## Start PROVIDED MATERIAL
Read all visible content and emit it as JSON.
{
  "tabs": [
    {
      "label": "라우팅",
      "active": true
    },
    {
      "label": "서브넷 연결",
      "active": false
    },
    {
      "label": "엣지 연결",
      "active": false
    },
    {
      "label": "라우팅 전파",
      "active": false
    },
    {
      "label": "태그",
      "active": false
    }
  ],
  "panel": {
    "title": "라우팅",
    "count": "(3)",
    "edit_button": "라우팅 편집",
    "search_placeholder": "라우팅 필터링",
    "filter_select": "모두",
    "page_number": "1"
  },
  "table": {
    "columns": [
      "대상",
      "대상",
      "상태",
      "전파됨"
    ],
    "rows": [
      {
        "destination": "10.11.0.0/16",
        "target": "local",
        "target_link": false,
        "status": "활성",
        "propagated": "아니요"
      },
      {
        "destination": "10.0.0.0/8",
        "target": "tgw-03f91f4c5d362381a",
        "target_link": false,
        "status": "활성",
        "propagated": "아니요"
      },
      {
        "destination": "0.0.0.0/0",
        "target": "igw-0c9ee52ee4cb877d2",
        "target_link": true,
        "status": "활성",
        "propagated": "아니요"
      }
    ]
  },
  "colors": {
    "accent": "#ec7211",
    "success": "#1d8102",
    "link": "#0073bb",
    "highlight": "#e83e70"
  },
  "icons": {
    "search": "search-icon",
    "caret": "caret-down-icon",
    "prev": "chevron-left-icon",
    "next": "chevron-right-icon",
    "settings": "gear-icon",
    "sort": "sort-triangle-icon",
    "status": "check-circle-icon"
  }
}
## End PROVIDED MATERIAL
EXERCISE DETAILS => Each entry above is to be set down again in exactly the same words.

EXERCISE OUTPUT =>
Read all visible content and emit it as JSON.
{
  "tabs": [
    {
      "label": "라우팅",
      "active": true
    },
    {
      "label": "서브넷 연결",
      "active": false
    },
    {
      "label": "엣지 연결",
      "active": false
    },
    {
      "label": "라우팅 전파",
      "active": false
    },
    {
      "label": "태그",
      "active": false
    }
  ],
  "panel": {
    "title": "라우팅",
    "count": "(3)",
    "edit_button": "라우팅 편집",
    "search_placeholder": "라우팅 필터링",
    "filter_select": "모두",
    "page_number": "1"
  },
  "table": {
    "columns": [
      "대상",
      "대상",
      "상태",
      "전파됨"
    ],
    "rows": [
      {
        "destination": "10.11.0.0/16",
        "target": "local",
        "target_link": false,
        "status": "활성",
        "propagated": "아니요"
      },
      {
        "destination": "10.0.0.0/8",
        "target": "tgw-03f91f4c5d362381a",
        "target_link": false,
        "status": "활성",
        "propagated": "아니요"
      },
      {
        "destination": "0.0.0.0/0",
        "target": "igw-0c9ee52ee4cb877d2",
        "target_link": true,
        "status": "활성",
        "propagated": "아니요"
      }
    ]
  },
  "colors": {
    "accent": "#ec7211",
    "success": "#1d8102",
    "link": "#0073bb",
    "highlight": "#e83e70"
  },
  "icons": {
    "search": "search-icon",
    "caret": "caret-down-icon",
    "prev": "chevron-left-icon",
    "next": "chevron-right-icon",
    "settings": "gear-icon",
    "sort": "sort-triangle-icon",
    "status": "check-circle-icon"
  }
}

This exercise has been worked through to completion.